WP2: Common and domain-specific sources of failure and unreliability

WP1 analyzes the different failure mechanisms that will be relevant in future technologies, which will be likely employed in the computing continuum (scaled bulk CMOS, III-V Ge, Finfets, spin logic, etc.) and works on identifying and characterizing the main sources of failure. Moreover, this WP also sets the reliability requirements for the different computing segments within the computing continuum such as ES and HPC.

The starting point of WP1 activities consists on studying the defects and reliability failure mechanisms that are anticipated in future computing systems (due to technology and architectural specifications). This operation involves the selection of a set of use cases ranging from very specific ES applications to general-purpose HPC systems. Among the wide range of possible use cases we will target those in which architectural and technological solutions among the ES and the HPC segments are rapidly converging including for instance multi/many cores in the 22/16nm Finfet technology node. Identified sources of failure will be characterized and will be used in the reliability estimation methodology developed in CLERECO.

System reliability is influenced by several parameters, which must all be carefully considered in the development of an accurate reliability evaluation framework. To take this into account, WP1 also aims at identifying the different operating modes of the system (e.g., voltage and frequency levels), and the different operating conditions (e.g., temperature, electronic noise, etc.).

The results of the project will be eventually captured in a series of reliability metrics that are required throughout heterogeneous segments of the computing continuum market. Some will be the well-known SDC/DUE FIT rates, but we expect to define some more metrics capturing different reliability aspects. Some will derive from safety standards, while some will derive from more implicit requirements (like the user experience, FIT rate that has impact on performance but not on correctness, etc.). WP1 is also in charge of determining the acceptable estimate error for the different design phases (from early abstract design phases up to final RTL).


WP Leader: INTEL

## [Data lines]
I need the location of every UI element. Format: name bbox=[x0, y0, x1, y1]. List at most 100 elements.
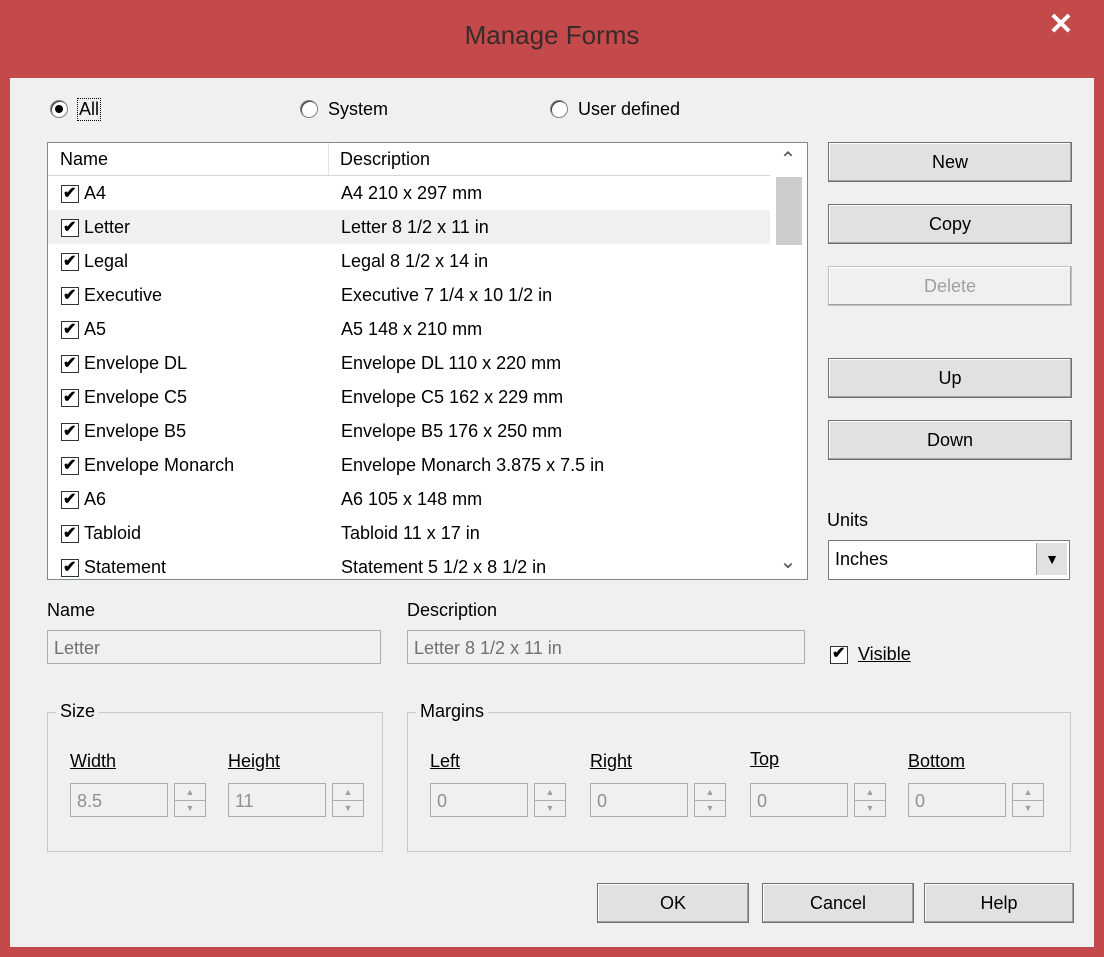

## [To be done]
Name every future technology that the passage on sources of failure and unreliability lists as likely to be used in the computing continuum.

## [Written answer]
- Scaled bulk CMOS
- III-V Ge
- Finfets
- Spin logic